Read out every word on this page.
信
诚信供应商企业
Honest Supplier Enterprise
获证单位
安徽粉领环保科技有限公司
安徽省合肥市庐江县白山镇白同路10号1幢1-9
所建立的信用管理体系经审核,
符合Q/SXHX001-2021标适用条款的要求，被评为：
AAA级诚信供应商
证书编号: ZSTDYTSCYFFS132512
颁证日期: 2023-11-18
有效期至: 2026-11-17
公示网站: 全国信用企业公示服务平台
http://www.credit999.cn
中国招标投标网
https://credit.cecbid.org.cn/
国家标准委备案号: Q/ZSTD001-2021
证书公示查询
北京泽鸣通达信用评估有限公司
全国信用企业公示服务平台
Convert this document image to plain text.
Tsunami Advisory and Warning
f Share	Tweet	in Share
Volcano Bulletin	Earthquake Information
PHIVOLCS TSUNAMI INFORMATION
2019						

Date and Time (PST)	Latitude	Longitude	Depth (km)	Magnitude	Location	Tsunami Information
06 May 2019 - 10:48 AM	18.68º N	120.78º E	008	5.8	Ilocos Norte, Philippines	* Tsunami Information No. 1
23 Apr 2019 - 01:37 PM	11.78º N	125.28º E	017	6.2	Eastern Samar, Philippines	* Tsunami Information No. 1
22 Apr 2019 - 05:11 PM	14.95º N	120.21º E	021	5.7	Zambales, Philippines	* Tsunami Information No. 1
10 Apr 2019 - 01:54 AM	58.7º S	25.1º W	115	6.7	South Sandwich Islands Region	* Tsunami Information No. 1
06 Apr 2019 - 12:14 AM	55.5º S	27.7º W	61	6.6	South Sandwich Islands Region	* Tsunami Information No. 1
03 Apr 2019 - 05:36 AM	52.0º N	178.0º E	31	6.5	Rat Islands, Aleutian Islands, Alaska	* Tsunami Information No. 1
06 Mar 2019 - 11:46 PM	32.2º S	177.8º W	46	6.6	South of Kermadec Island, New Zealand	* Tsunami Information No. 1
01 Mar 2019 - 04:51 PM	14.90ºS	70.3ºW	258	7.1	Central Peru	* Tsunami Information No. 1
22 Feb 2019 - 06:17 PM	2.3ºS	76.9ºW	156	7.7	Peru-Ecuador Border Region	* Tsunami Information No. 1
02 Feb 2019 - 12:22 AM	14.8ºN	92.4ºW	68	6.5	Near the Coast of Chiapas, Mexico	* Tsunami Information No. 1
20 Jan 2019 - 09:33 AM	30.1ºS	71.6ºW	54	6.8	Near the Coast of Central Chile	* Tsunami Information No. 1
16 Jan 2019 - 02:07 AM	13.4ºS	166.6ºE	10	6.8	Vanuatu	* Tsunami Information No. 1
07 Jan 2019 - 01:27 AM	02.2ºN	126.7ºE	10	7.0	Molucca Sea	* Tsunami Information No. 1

□ □ □ □ □

DIRECTIVE: Show every line from the entries above in which "this" appears.

EXPECTED OUTPUT:
Read out every word on this page.
Convert this document image to plain text.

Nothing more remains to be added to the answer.